***** RAW DATA

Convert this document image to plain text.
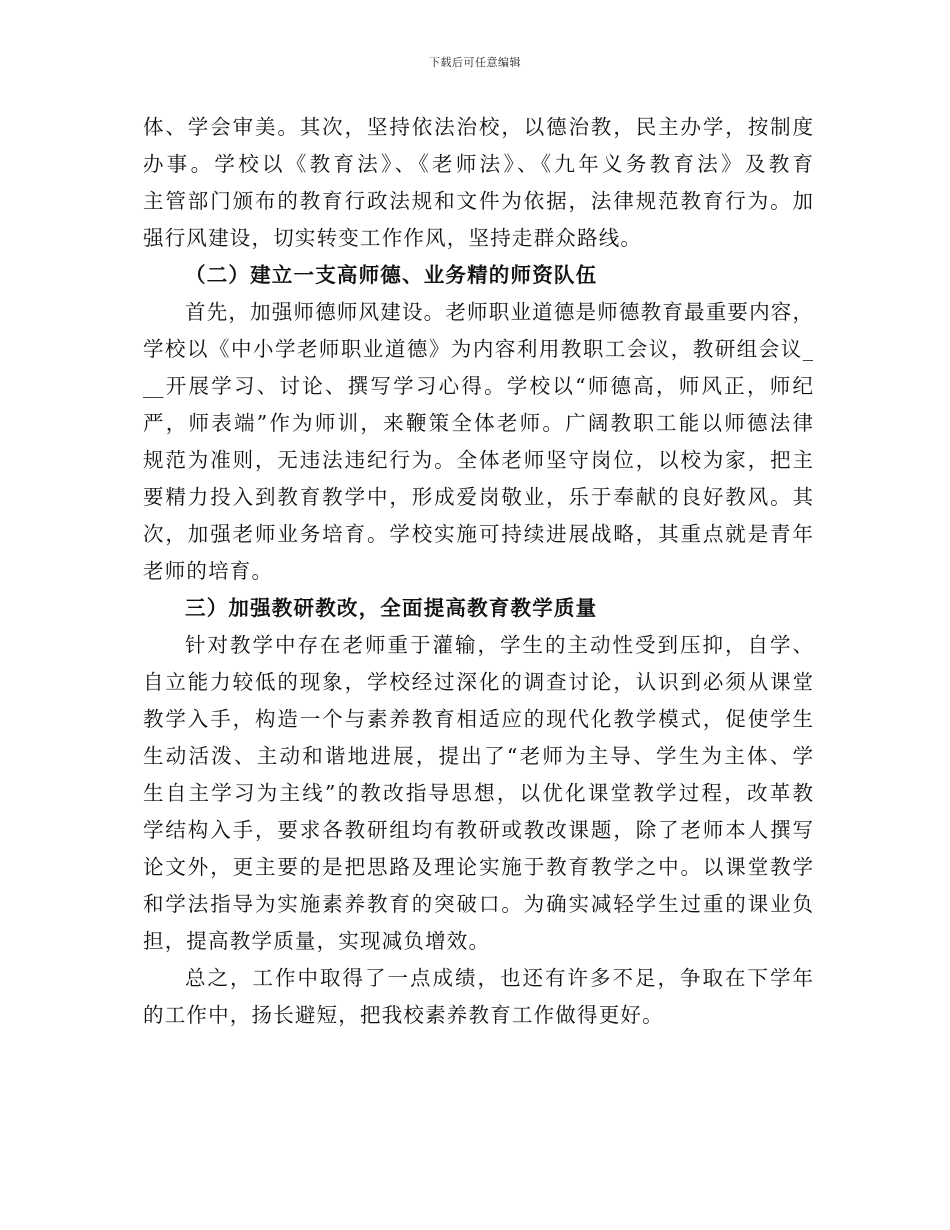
下载后可任意编辑
体、学会审美。其次，坚持依法治校，以德治教，民主办学，按制度
办事。学校以《教育法》、《老师法》、《九年义务教育法》及教育
主管部门颁布的教育行政法规和文件为依据，法律规范教育行为。加
强行风建设，切实转变工作作风，坚持走群众路线。
（二）建立一支高师德、业务精的师资队伍
首先，加强师德师风建设。老师职业道德是师德教育最重要内容，
学校以《中小学老师职业道德》为内容利用教职工会议，教研组会议_
__开展学习、讨论、撰写学习心得。学校以“师德高，师风正，师纪
严，师表端”作为师训，来鞭策全体老师。广阔教职工能以师德法律
规范为准则，无违法违纪行为。全体老师坚守岗位，以校为家，把主
要精力投入到教育教学中，形成爱岗敬业，乐于奉献的良好教风。其
次，加强老师业务培育。学校实施可持续进展战略，其重点就是青年
老师的培育。
三）加强教研教改，全面提高教育教学质量
针对教学中存在老师重于灌输，学生的主动性受到压抑，自学、
自立能力较低的现象，学校经过深化的调查讨论，认识到必须从课堂
教学入手，构造一个与素养教育相适应的现代化教学模式，促使学生
生动活泼、主动和谐地进展，提出了“老师为主导、学生为主体、学
生自主学习为主线”的教改指导思想，以优化课堂教学过程，改革教
学结构入手，要求各教研组均有教研或教改课题，除了老师本人撰写
论文外，更主要的是把思路及理论实施于教育教学之中。以课堂教学
和学法指导为实施素养教育的突破口。为确实减轻学生过重的课业负
担，提高教学质量，实现减负增效。
总之，工作中取得了一点成绩，也还有许多不足，争取在下学年
的工作中，扬长避短，把我校素养教育工作做得更好。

**********

YOUR OBJECTIVE:
Quote the data above in full, leaving out the pictures it holds.

RESULT OF THE TASK:
Convert this document image to plain text.
下载后可任意编辑
体、学会审美。其次，坚持依法治校，以德治教，民主办学，按制度
办事。学校以《教育法》、《老师法》、《九年义务教育法》及教育
主管部门颁布的教育行政法规和文件为依据，法律规范教育行为。加
强行风建设，切实转变工作作风，坚持走群众路线。
（二）建立一支高师德、业务精的师资队伍
首先，加强师德师风建设。老师职业道德是师德教育最重要内容，
学校以《中小学老师职业道德》为内容利用教职工会议，教研组会议_
__开展学习、讨论、撰写学习心得。学校以“师德高，师风正，师纪
严，师表端”作为师训，来鞭策全体老师。广阔教职工能以师德法律
规范为准则，无违法违纪行为。全体老师坚守岗位，以校为家，把主
要精力投入到教育教学中，形成爱岗敬业，乐于奉献的良好教风。其
次，加强老师业务培育。学校实施可持续进展战略，其重点就是青年
老师的培育。
三）加强教研教改，全面提高教育教学质量
针对教学中存在老师重于灌输，学生的主动性受到压抑，自学、
自立能力较低的现象，学校经过深化的调查讨论，认识到必须从课堂
教学入手，构造一个与素养教育相适应的现代化教学模式，促使学生
生动活泼、主动和谐地进展，提出了“老师为主导、学生为主体、学
生自主学习为主线”的教改指导思想，以优化课堂教学过程，改革教
学结构入手，要求各教研组均有教研或教改课题，除了老师本人撰写
论文外，更主要的是把思路及理论实施于教育教学之中。以课堂教学
和学法指导为实施素养教育的突破口。为确实减轻学生过重的课业负
担，提高教学质量，实现减负增效。
总之，工作中取得了一点成绩，也还有许多不足，争取在下学年
的工作中，扬长避短，把我校素养教育工作做得更好。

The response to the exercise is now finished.